* _Task instructions_
Tally the lines holding the word "data" and state the count by itself.

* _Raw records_
::::::::

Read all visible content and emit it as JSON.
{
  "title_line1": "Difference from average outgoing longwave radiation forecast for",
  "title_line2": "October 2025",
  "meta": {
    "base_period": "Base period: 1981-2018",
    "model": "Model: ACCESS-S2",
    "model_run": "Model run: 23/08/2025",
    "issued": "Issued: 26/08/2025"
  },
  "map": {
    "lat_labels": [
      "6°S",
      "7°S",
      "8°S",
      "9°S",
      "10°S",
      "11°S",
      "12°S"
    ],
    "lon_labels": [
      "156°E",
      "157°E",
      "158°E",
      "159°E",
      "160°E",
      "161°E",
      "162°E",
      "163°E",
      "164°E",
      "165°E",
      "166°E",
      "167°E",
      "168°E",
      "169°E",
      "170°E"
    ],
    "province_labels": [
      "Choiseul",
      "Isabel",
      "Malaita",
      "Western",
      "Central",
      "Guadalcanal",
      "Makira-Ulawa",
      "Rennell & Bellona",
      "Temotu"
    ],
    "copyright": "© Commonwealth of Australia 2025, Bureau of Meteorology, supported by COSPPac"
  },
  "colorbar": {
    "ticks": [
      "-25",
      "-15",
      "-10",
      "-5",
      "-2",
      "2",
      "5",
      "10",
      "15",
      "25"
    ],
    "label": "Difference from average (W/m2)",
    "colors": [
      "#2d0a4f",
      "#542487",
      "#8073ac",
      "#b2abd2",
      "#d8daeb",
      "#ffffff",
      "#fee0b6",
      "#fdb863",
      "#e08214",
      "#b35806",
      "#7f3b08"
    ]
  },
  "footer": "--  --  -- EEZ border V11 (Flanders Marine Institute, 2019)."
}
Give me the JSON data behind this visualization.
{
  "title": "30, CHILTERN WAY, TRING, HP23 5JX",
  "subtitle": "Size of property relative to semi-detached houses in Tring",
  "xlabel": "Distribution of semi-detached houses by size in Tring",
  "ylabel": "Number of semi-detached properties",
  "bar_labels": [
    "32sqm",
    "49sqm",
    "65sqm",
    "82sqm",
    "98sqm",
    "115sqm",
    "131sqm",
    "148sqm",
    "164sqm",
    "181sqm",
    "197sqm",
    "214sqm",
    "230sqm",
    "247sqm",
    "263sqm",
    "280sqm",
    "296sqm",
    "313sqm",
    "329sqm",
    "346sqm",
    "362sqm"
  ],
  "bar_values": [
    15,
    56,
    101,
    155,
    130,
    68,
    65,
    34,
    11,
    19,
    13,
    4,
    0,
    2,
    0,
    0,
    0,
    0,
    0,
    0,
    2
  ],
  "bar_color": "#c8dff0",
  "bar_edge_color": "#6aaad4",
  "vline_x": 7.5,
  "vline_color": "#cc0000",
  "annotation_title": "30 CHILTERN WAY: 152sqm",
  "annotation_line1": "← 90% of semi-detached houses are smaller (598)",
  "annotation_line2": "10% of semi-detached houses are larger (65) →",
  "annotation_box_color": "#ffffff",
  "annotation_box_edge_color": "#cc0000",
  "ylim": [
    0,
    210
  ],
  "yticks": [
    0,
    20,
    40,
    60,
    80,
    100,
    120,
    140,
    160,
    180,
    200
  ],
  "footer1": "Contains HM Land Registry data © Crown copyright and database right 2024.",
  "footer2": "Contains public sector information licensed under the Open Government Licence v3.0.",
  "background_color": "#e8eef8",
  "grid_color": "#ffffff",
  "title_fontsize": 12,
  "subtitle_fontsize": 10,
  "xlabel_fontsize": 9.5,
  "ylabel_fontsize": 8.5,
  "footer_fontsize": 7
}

::::::::

* _Output for this task_
2